▶ **Challenge**
Copy every line of the records below where the word "landing" occurs.
# Provided data start
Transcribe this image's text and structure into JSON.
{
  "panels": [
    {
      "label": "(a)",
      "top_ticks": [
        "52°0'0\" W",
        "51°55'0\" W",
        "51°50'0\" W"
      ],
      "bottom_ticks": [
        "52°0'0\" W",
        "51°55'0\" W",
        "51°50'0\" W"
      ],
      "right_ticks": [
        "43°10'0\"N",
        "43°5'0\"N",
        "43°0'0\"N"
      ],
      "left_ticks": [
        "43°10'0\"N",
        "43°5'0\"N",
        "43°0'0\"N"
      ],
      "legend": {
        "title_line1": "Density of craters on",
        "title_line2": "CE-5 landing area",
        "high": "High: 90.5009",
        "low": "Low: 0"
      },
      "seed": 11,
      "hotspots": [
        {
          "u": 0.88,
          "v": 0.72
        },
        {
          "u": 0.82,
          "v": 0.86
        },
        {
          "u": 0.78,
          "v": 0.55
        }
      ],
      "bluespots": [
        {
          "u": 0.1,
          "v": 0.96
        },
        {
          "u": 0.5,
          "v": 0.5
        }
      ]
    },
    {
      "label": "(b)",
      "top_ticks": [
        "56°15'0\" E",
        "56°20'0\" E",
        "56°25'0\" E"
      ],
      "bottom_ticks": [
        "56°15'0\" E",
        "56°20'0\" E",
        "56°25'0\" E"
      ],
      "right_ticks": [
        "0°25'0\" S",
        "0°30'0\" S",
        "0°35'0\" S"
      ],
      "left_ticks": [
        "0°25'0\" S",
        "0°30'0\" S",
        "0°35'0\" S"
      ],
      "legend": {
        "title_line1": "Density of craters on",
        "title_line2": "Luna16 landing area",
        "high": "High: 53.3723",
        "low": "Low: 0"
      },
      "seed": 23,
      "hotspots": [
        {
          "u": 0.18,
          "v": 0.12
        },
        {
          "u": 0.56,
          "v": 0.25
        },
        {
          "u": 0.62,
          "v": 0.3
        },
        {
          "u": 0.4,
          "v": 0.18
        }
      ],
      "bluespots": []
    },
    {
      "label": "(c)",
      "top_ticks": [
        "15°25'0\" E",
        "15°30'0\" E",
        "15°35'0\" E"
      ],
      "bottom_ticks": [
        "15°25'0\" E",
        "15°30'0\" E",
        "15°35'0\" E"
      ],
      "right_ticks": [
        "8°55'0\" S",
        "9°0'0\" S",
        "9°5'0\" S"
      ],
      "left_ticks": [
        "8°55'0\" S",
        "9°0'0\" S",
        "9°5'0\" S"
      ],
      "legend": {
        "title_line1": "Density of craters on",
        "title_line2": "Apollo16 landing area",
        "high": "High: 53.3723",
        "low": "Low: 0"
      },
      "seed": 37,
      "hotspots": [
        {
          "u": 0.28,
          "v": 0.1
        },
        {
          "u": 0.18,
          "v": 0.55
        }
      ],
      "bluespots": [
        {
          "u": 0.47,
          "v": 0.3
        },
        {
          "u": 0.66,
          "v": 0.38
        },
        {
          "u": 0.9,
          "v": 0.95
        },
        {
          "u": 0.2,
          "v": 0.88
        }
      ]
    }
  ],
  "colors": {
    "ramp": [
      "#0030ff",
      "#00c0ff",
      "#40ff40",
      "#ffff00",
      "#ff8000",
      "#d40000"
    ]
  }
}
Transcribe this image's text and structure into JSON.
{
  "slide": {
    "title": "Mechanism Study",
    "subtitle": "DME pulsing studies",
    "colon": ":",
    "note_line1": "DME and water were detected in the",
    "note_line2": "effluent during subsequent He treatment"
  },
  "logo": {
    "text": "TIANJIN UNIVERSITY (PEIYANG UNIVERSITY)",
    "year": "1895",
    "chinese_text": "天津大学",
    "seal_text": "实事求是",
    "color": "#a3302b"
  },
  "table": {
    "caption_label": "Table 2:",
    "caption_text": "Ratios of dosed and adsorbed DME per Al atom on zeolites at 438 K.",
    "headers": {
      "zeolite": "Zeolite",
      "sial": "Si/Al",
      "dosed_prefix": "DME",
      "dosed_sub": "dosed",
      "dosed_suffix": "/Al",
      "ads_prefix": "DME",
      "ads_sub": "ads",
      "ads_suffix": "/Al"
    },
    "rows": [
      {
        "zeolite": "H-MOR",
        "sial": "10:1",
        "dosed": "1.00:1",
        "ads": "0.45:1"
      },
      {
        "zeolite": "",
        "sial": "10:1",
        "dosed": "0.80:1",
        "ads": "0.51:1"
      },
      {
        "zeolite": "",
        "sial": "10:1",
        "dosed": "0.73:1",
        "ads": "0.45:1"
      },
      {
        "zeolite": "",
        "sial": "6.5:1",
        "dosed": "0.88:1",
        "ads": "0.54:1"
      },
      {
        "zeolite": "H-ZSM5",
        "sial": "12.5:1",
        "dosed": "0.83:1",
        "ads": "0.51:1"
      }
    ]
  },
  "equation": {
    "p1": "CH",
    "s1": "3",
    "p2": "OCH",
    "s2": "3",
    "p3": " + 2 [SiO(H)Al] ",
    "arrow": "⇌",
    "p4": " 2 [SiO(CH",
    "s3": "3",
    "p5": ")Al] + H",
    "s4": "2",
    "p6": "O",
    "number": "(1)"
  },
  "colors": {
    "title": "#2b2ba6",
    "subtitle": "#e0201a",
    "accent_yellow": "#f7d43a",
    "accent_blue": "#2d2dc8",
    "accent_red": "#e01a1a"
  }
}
# Provided data end
▶ **Reply**
        "title_line2": "CE-5 landing area",
        "title_line2": "Luna16 landing area",
        "title_line2": "Apollo16 landing area",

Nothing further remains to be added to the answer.